Dataset excerpts:
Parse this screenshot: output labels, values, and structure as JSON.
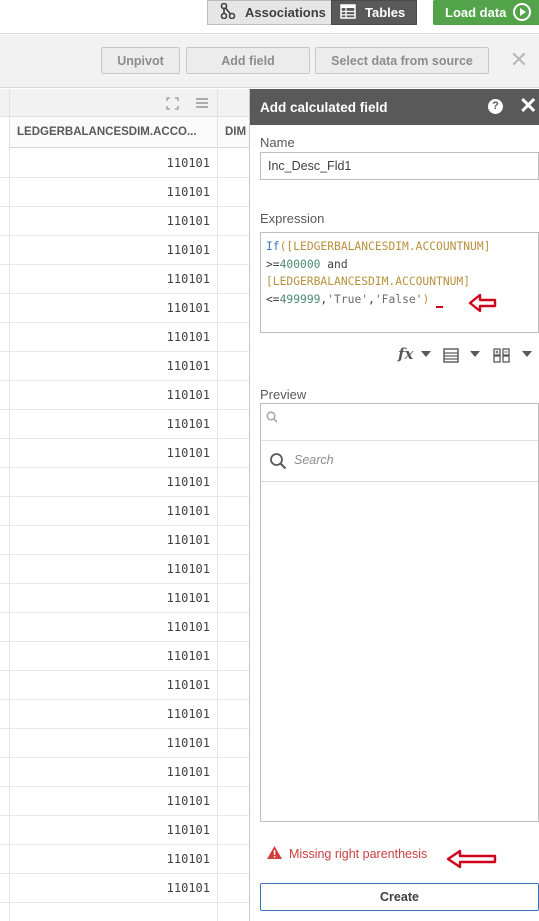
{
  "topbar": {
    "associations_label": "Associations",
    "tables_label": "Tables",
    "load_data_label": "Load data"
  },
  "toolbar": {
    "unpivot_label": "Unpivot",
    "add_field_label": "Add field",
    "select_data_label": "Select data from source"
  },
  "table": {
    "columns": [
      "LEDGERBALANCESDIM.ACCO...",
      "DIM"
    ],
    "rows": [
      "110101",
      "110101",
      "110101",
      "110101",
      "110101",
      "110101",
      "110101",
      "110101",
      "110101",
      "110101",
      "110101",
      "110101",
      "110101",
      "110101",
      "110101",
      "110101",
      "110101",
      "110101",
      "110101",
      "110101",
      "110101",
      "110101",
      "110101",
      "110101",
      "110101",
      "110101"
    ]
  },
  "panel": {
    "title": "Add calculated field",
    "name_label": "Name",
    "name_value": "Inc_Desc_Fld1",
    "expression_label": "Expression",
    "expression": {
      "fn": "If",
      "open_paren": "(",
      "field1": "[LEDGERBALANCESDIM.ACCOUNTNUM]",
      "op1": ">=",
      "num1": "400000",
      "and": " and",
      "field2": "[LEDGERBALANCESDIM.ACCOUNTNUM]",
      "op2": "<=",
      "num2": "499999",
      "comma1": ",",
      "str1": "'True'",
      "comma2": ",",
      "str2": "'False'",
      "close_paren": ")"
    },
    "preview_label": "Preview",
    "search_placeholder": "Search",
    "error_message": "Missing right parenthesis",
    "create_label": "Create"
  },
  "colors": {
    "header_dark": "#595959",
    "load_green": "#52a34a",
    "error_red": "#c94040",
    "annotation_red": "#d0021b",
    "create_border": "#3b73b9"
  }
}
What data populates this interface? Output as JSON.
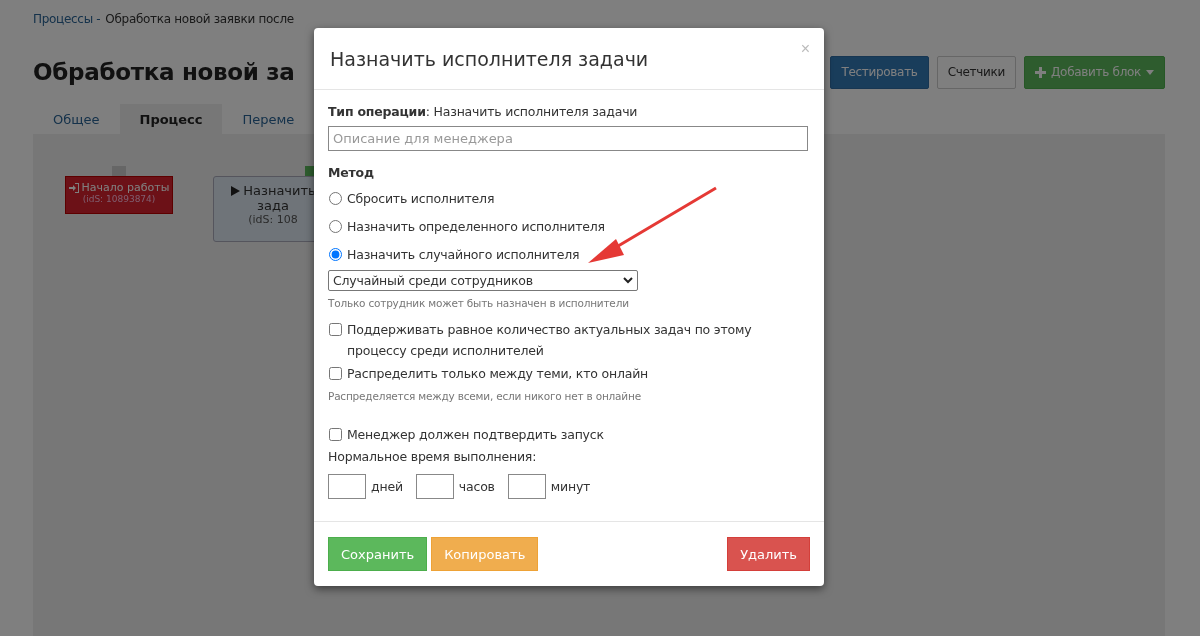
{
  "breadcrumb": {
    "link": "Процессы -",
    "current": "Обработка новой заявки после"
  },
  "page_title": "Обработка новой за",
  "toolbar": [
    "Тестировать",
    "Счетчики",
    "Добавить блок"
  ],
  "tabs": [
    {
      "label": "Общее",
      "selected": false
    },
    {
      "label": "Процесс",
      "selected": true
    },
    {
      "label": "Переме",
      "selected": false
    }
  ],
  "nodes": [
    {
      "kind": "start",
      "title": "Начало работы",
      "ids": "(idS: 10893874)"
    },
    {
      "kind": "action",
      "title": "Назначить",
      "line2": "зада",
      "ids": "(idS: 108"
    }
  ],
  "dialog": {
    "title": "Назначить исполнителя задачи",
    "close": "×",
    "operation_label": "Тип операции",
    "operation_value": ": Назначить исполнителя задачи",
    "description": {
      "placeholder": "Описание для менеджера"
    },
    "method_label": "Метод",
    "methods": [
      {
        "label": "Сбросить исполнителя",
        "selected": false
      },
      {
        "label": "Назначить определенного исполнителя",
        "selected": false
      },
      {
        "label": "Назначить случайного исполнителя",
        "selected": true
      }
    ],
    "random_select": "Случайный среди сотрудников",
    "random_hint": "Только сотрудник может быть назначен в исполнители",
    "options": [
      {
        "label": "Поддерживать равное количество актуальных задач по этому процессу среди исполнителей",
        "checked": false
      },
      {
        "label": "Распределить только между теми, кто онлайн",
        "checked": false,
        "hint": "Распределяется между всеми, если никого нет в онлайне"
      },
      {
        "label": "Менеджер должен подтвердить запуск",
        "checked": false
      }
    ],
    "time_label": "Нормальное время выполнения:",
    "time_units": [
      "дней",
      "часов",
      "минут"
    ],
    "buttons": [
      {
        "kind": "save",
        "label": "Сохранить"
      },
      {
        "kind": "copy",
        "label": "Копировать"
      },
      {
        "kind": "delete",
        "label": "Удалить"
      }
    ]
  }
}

==

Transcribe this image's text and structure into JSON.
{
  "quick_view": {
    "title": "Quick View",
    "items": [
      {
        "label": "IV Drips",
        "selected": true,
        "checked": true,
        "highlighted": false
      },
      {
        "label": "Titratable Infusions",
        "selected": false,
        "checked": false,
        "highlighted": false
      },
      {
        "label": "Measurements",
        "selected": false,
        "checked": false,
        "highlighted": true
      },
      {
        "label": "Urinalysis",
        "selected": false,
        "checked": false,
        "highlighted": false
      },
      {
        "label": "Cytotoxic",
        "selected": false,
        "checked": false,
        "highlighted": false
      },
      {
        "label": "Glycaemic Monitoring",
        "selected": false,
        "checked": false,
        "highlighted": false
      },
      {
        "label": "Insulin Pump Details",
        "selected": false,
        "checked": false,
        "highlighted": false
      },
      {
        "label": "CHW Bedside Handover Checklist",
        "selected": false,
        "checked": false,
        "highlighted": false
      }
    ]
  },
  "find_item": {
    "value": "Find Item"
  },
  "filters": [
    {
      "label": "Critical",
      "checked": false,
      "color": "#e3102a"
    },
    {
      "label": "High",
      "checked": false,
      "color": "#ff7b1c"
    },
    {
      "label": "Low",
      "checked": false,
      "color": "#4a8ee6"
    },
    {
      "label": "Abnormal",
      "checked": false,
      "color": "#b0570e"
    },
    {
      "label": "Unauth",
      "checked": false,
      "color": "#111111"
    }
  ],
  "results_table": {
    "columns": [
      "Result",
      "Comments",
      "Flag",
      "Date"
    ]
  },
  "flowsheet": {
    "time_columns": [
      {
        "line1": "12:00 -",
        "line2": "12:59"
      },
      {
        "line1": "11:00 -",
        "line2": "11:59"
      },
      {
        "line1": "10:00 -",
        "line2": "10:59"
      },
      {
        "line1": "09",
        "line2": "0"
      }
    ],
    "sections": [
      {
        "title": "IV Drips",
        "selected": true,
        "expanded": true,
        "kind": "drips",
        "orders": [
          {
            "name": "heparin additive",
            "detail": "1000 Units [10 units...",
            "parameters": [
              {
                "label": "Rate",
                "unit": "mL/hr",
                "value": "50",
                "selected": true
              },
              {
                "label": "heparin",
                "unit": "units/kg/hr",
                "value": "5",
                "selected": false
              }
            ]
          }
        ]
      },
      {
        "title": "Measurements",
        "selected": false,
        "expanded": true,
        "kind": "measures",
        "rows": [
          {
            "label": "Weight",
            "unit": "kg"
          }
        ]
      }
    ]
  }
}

**Work to be completed:** Go through the listing above and list every line that has the word "между".

**Output of the exercise:**
        "label": "Распределить только между теми, кто онлайн",
        "hint": "Распределяется между всеми, если никого нет в онлайне"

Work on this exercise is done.